▽

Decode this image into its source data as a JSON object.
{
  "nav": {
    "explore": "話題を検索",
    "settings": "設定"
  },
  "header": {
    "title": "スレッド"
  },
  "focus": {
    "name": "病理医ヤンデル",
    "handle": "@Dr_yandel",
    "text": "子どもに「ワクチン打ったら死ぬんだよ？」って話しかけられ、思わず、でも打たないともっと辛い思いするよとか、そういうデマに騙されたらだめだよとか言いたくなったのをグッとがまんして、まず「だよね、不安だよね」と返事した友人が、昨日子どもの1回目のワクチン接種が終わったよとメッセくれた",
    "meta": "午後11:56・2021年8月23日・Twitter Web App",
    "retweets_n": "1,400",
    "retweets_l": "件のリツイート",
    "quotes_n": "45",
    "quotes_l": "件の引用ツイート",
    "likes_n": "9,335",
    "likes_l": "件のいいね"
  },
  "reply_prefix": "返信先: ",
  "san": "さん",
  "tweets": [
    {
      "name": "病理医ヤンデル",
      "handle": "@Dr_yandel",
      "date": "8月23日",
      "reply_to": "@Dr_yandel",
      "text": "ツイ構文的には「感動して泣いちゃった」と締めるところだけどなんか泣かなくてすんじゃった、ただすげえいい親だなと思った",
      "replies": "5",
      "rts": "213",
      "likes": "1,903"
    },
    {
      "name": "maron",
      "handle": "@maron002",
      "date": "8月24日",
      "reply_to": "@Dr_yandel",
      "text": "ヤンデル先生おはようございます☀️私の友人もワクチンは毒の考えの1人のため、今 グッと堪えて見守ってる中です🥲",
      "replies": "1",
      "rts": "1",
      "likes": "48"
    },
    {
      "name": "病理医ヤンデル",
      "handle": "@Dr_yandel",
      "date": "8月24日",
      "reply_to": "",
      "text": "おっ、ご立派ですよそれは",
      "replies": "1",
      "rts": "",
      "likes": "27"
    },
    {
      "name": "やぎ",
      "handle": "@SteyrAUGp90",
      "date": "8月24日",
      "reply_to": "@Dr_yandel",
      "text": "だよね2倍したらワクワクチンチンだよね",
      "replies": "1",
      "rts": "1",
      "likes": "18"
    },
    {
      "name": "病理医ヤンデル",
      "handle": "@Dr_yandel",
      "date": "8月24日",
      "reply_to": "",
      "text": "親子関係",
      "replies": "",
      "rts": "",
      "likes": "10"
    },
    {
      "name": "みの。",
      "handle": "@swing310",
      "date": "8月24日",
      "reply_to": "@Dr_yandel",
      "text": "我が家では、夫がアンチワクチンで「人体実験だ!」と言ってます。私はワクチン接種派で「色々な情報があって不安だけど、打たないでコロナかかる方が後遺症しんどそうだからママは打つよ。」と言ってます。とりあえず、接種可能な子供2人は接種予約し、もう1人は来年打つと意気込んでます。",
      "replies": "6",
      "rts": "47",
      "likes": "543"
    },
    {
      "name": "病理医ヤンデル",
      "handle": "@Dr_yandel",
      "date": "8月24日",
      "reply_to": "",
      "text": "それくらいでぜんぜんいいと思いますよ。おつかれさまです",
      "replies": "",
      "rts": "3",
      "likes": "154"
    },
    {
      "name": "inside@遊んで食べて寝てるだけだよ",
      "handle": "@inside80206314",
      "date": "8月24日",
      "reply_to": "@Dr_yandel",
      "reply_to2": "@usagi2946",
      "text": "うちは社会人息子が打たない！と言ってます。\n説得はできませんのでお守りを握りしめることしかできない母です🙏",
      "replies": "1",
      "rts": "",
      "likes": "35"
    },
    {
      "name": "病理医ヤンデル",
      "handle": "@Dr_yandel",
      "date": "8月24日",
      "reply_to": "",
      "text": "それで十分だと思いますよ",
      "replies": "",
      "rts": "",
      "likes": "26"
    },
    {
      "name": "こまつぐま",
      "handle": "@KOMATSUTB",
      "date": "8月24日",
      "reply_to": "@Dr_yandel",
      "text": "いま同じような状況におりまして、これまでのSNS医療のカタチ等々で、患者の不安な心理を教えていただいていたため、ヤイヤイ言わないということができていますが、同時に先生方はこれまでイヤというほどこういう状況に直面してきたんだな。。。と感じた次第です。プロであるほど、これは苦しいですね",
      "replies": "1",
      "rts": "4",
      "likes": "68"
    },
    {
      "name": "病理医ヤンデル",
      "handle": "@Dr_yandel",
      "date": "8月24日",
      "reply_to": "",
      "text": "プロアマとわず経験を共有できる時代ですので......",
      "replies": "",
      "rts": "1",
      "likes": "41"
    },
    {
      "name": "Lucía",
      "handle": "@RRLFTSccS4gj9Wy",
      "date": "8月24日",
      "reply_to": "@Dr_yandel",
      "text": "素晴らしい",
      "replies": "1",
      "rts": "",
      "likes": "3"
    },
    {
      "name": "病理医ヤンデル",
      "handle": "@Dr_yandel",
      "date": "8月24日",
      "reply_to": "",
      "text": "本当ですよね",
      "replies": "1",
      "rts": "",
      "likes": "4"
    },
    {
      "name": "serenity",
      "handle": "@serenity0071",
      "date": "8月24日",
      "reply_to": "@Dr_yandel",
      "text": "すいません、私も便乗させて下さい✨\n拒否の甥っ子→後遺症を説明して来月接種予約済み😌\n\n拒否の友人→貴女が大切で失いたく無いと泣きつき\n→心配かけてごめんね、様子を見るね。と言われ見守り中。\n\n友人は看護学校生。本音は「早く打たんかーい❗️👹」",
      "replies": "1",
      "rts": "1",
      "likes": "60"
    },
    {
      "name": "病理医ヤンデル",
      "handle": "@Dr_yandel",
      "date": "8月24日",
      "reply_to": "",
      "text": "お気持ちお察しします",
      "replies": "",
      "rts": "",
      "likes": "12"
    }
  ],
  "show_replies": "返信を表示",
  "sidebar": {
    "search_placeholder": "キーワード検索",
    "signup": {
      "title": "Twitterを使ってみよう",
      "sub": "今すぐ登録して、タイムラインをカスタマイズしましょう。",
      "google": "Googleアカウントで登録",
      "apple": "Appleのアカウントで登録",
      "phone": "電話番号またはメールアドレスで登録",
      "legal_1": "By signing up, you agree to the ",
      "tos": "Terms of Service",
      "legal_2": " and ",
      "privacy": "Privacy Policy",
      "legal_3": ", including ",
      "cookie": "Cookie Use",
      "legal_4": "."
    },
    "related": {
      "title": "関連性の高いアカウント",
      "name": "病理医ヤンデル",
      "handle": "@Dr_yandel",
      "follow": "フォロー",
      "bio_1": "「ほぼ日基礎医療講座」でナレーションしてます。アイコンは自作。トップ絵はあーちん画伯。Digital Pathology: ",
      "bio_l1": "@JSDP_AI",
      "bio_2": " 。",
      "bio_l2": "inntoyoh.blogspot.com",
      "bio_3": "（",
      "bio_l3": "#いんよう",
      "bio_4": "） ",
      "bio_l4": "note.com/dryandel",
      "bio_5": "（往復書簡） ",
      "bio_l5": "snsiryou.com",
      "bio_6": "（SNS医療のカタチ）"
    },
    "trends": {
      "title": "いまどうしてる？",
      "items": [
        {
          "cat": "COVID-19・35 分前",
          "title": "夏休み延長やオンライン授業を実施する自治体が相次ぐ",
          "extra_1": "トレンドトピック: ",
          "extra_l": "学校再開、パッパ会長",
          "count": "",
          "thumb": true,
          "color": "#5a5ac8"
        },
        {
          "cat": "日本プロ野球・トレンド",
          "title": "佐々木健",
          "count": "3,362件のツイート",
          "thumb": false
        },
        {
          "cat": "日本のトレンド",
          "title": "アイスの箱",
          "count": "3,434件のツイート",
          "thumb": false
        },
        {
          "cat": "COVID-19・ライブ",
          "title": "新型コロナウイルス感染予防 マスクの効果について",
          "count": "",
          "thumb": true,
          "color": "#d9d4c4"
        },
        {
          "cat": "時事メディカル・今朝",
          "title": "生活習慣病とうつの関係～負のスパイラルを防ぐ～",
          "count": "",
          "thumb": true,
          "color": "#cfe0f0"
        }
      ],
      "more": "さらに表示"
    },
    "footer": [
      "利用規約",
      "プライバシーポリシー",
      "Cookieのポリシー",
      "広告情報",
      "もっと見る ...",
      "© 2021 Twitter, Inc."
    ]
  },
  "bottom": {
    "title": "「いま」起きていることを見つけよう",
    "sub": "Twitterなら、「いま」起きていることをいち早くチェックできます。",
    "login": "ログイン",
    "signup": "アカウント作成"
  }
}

△

## Problem to solve
For the data above, state how many lines contain "と言ってます"; the number is the whole answer.

## Answer for the task
2